WORK TO BE COMPLETED:
Your answer should be one number: how many lines of the data include the string "кабельпитания"?

## BEGIN DATA TO USE

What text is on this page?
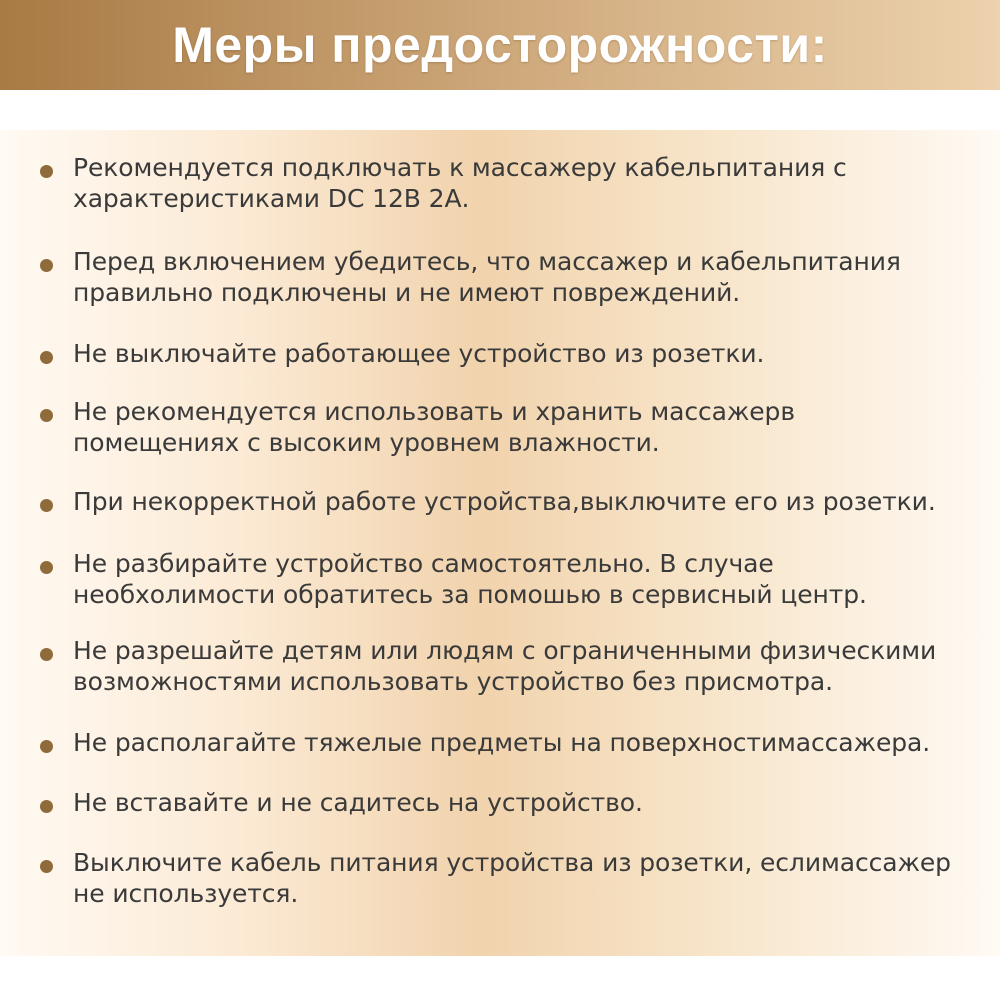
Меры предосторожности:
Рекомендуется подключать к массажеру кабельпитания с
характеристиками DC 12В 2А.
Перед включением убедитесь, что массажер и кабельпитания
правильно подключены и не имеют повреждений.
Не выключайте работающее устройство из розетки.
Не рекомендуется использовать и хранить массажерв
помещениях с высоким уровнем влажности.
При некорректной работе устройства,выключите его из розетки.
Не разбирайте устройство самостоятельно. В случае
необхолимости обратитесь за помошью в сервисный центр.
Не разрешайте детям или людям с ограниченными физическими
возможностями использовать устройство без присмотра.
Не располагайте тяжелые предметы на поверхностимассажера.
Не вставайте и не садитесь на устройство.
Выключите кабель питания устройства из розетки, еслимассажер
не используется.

## END DATA TO USE
## BEGIN DATA TO USE

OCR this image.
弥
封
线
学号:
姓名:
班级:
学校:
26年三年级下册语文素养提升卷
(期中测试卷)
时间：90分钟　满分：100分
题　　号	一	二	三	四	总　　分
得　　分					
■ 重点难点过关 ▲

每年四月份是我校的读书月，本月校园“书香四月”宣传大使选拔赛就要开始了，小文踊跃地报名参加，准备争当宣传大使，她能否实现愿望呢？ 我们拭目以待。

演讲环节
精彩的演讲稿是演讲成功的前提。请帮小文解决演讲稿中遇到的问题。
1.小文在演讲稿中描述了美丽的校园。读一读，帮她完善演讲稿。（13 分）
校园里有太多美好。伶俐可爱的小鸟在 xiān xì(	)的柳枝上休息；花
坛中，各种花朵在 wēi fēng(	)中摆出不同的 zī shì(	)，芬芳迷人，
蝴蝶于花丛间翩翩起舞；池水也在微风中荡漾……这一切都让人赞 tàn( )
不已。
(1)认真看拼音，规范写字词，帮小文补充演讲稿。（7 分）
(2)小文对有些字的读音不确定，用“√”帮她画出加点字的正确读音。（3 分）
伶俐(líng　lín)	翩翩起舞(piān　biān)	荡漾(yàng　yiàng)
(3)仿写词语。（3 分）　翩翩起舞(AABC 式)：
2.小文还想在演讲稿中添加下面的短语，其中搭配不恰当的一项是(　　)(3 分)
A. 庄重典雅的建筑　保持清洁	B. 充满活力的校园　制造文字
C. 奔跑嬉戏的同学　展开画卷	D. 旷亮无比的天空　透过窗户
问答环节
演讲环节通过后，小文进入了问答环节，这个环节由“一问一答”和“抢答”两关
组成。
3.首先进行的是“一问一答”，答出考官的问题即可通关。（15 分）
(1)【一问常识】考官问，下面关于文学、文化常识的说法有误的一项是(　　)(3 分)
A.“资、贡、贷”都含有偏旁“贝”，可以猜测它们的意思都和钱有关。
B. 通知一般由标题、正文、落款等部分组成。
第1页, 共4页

## END DATA TO USE

RESPONSE:
2